> **Direction**
Bring together all lines of the material below that contain the string "Left".

> **Data section**
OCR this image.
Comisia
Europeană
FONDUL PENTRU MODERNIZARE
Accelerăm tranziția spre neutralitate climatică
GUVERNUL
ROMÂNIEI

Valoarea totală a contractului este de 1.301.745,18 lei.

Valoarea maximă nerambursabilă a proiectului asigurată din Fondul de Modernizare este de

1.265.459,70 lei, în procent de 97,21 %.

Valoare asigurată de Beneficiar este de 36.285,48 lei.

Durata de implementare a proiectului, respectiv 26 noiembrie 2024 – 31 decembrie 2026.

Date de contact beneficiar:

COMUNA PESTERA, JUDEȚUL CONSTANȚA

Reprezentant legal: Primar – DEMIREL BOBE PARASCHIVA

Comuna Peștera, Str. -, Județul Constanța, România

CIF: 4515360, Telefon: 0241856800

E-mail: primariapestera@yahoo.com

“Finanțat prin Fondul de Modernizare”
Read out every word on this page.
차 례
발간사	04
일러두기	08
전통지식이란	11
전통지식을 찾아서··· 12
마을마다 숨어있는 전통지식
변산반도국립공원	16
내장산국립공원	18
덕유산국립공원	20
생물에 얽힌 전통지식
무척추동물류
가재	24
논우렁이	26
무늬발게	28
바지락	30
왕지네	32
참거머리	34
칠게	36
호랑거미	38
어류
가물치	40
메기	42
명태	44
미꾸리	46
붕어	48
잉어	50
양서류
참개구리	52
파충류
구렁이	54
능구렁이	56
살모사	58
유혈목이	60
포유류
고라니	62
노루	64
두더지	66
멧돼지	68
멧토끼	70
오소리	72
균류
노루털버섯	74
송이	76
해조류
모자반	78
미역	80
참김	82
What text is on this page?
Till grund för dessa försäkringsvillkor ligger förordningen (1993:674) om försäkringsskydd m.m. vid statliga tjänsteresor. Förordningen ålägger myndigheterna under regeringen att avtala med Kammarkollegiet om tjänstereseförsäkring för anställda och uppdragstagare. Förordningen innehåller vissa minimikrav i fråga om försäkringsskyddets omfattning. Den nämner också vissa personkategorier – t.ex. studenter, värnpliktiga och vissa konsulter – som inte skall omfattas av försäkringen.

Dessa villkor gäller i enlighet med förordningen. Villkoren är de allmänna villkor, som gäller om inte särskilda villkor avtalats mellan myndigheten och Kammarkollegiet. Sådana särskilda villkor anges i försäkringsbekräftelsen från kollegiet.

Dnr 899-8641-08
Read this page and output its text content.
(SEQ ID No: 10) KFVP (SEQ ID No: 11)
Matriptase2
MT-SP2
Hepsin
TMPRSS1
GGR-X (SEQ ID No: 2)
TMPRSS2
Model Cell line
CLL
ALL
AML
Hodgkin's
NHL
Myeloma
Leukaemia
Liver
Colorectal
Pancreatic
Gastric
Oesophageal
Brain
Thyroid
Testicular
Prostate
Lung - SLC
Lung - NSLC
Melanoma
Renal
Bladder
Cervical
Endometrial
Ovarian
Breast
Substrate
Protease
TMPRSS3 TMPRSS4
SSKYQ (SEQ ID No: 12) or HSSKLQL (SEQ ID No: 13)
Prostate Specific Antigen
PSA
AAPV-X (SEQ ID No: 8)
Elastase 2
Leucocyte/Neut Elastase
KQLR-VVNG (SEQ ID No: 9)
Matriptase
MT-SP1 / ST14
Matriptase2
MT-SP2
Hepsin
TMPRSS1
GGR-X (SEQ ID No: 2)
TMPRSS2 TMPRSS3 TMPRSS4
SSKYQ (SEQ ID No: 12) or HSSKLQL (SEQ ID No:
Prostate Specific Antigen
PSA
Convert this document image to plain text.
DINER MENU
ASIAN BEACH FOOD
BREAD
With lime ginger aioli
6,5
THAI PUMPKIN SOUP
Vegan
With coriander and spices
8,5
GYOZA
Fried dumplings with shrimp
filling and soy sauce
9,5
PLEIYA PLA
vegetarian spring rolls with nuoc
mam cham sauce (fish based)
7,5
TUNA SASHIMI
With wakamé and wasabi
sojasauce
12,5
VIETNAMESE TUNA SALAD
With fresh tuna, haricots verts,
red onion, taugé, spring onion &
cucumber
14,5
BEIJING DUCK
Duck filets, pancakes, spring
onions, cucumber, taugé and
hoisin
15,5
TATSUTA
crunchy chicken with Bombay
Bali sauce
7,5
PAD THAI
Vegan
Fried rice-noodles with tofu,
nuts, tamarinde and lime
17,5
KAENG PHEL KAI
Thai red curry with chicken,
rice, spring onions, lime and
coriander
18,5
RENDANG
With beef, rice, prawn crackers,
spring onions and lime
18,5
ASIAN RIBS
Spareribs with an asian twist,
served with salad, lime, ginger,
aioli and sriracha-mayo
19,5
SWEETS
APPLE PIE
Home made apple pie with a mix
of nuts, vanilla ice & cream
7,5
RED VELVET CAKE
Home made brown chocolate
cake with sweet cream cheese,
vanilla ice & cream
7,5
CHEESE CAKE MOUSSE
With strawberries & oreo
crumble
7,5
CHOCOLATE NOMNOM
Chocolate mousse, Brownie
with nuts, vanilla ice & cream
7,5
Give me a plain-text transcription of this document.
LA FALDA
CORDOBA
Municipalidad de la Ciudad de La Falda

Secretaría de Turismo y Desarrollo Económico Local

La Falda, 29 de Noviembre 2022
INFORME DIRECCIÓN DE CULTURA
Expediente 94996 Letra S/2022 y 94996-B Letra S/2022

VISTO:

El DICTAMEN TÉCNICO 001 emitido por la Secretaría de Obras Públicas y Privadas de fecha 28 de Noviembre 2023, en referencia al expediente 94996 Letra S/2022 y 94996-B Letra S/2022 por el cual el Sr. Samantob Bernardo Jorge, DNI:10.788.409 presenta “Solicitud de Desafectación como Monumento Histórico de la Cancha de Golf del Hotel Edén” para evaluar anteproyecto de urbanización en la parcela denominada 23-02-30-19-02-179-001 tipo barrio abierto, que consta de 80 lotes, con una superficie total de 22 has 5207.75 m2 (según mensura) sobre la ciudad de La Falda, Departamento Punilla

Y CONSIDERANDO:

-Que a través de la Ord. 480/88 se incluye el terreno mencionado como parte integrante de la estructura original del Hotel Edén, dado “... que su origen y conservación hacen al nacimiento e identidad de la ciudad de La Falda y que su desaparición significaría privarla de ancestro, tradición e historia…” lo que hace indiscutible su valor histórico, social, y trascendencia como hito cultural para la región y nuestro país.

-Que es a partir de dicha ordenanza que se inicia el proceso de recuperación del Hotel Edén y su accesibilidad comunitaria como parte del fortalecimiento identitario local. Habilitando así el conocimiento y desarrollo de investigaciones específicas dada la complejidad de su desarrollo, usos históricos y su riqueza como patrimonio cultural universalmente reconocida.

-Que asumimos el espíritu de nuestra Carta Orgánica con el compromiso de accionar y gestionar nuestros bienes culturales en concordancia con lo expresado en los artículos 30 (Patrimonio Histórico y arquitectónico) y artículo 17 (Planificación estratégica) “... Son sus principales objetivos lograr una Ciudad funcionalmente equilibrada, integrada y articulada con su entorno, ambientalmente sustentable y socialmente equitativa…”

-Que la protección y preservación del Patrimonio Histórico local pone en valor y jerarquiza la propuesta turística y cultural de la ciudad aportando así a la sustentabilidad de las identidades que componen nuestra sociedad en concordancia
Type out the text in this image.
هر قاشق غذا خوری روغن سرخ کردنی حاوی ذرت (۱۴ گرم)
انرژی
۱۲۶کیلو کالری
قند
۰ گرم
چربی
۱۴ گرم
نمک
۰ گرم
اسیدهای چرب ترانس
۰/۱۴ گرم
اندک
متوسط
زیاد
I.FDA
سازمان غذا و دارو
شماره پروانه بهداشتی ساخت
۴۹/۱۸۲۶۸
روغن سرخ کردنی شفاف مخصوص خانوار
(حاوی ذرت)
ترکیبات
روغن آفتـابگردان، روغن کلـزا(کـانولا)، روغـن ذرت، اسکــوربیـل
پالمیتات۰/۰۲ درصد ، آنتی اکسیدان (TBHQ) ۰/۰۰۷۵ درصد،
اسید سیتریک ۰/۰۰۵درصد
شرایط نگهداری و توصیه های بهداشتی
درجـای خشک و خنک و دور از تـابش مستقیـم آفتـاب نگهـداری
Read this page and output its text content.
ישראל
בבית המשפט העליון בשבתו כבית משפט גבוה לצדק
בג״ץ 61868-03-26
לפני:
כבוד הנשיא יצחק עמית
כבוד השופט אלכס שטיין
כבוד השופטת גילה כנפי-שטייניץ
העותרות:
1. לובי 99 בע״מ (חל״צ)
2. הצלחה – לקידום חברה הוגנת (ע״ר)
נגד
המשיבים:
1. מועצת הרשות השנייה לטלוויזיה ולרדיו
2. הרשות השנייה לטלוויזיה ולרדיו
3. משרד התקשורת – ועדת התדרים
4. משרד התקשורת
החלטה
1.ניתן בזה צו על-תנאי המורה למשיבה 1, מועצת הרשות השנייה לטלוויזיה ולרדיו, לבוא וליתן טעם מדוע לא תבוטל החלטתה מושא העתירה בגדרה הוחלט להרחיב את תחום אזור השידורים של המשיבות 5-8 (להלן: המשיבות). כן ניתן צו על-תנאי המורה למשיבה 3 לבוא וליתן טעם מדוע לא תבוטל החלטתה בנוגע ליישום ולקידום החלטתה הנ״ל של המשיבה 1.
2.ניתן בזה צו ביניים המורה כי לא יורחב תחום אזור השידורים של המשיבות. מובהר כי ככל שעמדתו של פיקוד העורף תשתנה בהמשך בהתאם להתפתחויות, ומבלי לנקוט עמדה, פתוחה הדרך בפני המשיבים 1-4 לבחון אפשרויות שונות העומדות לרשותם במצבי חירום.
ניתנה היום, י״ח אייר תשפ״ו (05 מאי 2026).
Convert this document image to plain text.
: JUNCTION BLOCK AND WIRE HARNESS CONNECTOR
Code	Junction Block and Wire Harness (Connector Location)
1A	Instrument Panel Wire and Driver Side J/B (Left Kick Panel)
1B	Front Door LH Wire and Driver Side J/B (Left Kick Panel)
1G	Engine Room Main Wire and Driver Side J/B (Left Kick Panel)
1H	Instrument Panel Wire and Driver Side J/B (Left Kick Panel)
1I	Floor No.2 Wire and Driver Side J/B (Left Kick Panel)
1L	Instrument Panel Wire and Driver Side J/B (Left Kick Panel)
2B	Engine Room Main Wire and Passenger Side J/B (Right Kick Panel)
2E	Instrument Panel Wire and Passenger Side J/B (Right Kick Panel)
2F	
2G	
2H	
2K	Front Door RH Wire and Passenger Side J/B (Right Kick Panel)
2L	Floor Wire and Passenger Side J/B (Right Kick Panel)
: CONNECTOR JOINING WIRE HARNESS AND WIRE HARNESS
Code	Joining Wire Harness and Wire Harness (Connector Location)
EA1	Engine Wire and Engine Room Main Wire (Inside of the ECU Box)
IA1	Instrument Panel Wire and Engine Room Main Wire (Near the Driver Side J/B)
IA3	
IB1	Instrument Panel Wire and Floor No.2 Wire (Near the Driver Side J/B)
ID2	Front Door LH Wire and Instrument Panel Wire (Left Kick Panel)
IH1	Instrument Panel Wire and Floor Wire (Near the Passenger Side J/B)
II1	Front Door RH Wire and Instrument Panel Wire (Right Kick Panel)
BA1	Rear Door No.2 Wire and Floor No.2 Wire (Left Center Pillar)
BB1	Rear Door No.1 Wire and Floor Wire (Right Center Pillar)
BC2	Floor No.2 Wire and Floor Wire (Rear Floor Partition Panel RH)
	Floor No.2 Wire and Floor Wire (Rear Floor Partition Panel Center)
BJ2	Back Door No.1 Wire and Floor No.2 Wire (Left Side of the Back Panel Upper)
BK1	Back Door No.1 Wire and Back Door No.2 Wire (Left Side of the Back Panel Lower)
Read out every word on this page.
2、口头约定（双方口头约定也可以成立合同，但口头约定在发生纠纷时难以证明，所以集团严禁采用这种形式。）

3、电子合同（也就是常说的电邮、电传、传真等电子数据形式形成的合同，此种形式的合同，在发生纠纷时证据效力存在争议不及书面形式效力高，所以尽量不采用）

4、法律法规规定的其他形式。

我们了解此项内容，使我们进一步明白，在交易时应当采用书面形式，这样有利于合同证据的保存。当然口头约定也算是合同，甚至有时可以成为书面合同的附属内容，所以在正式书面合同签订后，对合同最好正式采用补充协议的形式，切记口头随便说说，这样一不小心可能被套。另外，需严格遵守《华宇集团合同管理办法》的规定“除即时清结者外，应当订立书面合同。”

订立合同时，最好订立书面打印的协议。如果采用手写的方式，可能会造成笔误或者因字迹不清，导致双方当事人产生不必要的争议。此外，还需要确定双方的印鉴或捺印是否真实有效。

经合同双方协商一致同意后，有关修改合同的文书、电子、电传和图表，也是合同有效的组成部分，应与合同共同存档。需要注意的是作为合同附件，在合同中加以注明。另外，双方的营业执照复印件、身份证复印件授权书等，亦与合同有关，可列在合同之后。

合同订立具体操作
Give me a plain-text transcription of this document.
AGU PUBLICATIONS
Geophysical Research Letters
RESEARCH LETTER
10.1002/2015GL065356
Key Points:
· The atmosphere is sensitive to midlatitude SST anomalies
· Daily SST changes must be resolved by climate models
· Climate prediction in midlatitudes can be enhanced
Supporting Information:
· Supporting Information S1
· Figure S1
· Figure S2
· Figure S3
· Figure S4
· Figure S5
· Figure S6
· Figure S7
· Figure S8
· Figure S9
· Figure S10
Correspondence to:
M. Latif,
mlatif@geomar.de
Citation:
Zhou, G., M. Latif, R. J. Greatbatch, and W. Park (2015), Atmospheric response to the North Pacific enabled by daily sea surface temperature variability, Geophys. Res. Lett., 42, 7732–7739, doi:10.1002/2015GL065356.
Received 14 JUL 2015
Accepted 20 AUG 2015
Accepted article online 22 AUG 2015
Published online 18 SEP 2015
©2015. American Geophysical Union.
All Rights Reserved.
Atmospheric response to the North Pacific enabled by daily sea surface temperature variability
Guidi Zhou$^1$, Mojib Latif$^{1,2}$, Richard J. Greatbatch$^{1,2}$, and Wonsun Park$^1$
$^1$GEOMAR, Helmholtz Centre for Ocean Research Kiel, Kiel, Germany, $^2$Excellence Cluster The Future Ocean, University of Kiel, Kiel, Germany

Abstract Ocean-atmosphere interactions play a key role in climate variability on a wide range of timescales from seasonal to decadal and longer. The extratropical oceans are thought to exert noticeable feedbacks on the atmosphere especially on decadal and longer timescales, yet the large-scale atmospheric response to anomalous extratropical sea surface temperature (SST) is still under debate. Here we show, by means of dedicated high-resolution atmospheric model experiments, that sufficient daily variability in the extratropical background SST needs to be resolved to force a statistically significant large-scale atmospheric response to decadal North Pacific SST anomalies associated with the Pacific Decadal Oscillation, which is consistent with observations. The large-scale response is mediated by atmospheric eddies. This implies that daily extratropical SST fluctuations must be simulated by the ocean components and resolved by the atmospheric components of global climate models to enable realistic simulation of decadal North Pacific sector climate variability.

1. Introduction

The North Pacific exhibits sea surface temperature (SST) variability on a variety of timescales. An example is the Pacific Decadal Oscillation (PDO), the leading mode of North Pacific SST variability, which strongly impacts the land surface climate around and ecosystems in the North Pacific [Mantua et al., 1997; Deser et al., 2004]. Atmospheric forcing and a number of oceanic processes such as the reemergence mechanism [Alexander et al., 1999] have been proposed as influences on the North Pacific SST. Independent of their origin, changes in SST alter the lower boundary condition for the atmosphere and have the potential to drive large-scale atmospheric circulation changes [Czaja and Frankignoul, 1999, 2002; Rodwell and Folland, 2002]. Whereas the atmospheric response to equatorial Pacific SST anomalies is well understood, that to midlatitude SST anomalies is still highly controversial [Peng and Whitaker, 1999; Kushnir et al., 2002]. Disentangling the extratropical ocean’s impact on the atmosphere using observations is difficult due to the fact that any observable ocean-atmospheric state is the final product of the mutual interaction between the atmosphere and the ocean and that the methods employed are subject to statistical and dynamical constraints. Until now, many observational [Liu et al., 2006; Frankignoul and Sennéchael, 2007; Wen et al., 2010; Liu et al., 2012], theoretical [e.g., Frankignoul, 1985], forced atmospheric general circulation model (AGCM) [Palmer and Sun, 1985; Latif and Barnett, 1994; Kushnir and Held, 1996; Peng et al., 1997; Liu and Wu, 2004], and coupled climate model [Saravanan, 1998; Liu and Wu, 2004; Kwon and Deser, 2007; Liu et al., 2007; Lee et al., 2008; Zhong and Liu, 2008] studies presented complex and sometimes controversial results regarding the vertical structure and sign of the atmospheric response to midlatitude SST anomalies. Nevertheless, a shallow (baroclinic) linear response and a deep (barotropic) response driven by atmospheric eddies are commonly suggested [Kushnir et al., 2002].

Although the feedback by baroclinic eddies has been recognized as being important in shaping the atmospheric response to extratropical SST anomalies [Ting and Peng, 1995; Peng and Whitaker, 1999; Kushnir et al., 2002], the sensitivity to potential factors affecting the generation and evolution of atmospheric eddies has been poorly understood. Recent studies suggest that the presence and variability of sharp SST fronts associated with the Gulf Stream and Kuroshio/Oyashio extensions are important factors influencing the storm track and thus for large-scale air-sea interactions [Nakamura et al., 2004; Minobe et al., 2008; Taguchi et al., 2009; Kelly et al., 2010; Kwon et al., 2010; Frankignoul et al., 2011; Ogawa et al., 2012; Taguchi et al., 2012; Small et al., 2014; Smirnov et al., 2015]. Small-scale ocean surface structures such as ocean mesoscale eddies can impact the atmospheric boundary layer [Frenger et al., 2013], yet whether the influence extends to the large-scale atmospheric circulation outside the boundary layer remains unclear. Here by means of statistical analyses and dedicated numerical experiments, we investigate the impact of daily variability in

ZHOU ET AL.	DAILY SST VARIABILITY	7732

> **Written reply**
1A	Instrument Panel Wire and Driver Side J/B (Left Kick Panel)
1B	Front Door LH Wire and Driver Side J/B (Left Kick Panel)
1G	Engine Room Main Wire and Driver Side J/B (Left Kick Panel)
1H	Instrument Panel Wire and Driver Side J/B (Left Kick Panel)
1I	Floor No.2 Wire and Driver Side J/B (Left Kick Panel)
1L	Instrument Panel Wire and Driver Side J/B (Left Kick Panel)
ID2	Front Door LH Wire and Instrument Panel Wire (Left Kick Panel)
BA1	Rear Door No.2 Wire and Floor No.2 Wire (Left Center Pillar)
BJ2	Back Door No.1 Wire and Floor No.2 Wire (Left Side of the Back Panel Upper)
BK1	Back Door No.1 Wire and Back Door No.2 Wire (Left Side of the Back Panel Lower)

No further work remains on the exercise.